Required work: Transcribe the entries below exactly.

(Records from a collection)

## begin

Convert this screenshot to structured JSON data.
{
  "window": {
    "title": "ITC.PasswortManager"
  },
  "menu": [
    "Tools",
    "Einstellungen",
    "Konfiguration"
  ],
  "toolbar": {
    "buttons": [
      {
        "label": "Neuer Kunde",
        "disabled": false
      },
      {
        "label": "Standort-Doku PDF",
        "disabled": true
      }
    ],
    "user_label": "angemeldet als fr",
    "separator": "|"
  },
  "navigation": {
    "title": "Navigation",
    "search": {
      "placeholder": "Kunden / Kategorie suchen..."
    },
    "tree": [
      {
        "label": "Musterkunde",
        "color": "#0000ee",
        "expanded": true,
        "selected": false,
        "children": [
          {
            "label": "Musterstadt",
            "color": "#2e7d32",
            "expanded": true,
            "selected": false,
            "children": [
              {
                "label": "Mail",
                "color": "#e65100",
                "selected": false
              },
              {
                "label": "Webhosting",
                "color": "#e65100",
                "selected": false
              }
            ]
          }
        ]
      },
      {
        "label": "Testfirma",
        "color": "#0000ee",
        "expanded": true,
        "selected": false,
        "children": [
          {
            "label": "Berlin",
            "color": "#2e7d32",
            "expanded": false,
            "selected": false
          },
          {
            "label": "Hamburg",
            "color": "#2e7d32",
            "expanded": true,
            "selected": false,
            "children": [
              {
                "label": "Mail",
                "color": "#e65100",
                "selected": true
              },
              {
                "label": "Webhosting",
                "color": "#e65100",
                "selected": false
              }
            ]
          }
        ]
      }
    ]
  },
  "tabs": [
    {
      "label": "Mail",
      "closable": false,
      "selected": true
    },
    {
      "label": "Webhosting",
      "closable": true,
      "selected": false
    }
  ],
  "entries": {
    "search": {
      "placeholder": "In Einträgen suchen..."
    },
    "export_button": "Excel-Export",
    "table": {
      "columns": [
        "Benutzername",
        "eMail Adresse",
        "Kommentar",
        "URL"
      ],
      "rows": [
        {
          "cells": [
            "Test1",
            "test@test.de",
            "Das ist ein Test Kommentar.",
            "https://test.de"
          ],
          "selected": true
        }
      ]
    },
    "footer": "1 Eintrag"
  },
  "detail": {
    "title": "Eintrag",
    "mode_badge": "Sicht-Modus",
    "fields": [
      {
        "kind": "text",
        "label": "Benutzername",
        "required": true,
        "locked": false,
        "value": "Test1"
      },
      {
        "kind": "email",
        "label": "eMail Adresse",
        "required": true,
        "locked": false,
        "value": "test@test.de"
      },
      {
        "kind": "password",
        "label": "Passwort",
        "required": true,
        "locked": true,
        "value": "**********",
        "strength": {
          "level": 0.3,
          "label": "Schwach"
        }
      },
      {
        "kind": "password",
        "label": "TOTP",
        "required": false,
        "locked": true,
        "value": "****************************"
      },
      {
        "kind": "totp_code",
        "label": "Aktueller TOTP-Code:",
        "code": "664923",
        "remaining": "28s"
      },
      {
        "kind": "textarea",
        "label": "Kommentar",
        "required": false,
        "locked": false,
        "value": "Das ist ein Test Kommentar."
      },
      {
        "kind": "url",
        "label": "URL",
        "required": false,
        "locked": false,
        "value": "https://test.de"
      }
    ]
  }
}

## end

Answer for this exercise:
Convert this screenshot to structured JSON data.
{
  "window": {
    "title": "ITC.PasswortManager"
  },
  "menu": [
    "Tools",
    "Einstellungen",
    "Konfiguration"
  ],
  "toolbar": {
    "buttons": [
      {
        "label": "Neuer Kunde",
        "disabled": false
      },
      {
        "label": "Standort-Doku PDF",
        "disabled": true
      }
    ],
    "user_label": "angemeldet als fr",
    "separator": "|"
  },
  "navigation": {
    "title": "Navigation",
    "search": {
      "placeholder": "Kunden / Kategorie suchen..."
    },
    "tree": [
      {
        "label": "Musterkunde",
        "color": "#0000ee",
        "expanded": true,
        "selected": false,
        "children": [
          {
            "label": "Musterstadt",
            "color": "#2e7d32",
            "expanded": true,
            "selected": false,
            "children": [
              {
                "label": "Mail",
                "color": "#e65100",
                "selected": false
              },
              {
                "label": "Webhosting",
                "color": "#e65100",
                "selected": false
              }
            ]
          }
        ]
      },
      {
        "label": "Testfirma",
        "color": "#0000ee",
        "expanded": true,
        "selected": false,
        "children": [
          {
            "label": "Berlin",
            "color": "#2e7d32",
            "expanded": false,
            "selected": false
          },
          {
            "label": "Hamburg",
            "color": "#2e7d32",
            "expanded": true,
            "selected": false,
            "children": [
              {
                "label": "Mail",
                "color": "#e65100",
                "selected": true
              },
              {
                "label": "Webhosting",
                "color": "#e65100",
                "selected": false
              }
            ]
          }
        ]
      }
    ]
  },
  "tabs": [
    {
      "label": "Mail",
      "closable": false,
      "selected": true
    },
    {
      "label": "Webhosting",
      "closable": true,
      "selected": false
    }
  ],
  "entries": {
    "search": {
      "placeholder": "In Einträgen suchen..."
    },
    "export_button": "Excel-Export",
    "table": {
      "columns": [
        "Benutzername",
        "eMail Adresse",
        "Kommentar",
        "URL"
      ],
      "rows": [
        {
          "cells": [
            "Test1",
            "test@test.de",
            "Das ist ein Test Kommentar.",
            "https://test.de"
          ],
          "selected": true
        }
      ]
    },
    "footer": "1 Eintrag"
  },
  "detail": {
    "title": "Eintrag",
    "mode_badge": "Sicht-Modus",
    "fields": [
      {
        "kind": "text",
        "label": "Benutzername",
        "required": true,
        "locked": false,
        "value": "Test1"
      },
      {
        "kind": "email",
        "label": "eMail Adresse",
        "required": true,
        "locked": false,
        "value": "test@test.de"
      },
      {
        "kind": "password",
        "label": "Passwort",
        "required": true,
        "locked": true,
        "value": "**********",
        "strength": {
          "level": 0.3,
          "label": "Schwach"
        }
      },
      {
        "kind": "password",
        "label": "TOTP",
        "required": false,
        "locked": true,
        "value": "****************************"
      },
      {
        "kind": "totp_code",
        "label": "Aktueller TOTP-Code:",
        "code": "664923",
        "remaining": "28s"
      },
      {
        "kind": "textarea",
        "label": "Kommentar",
        "required": false,
        "locked": false,
        "value": "Das ist ein Test Kommentar."
      },
      {
        "kind": "url",
        "label": "URL",
        "required": false,
        "locked": false,
        "value": "https://test.de"
      }
    ]
  }
}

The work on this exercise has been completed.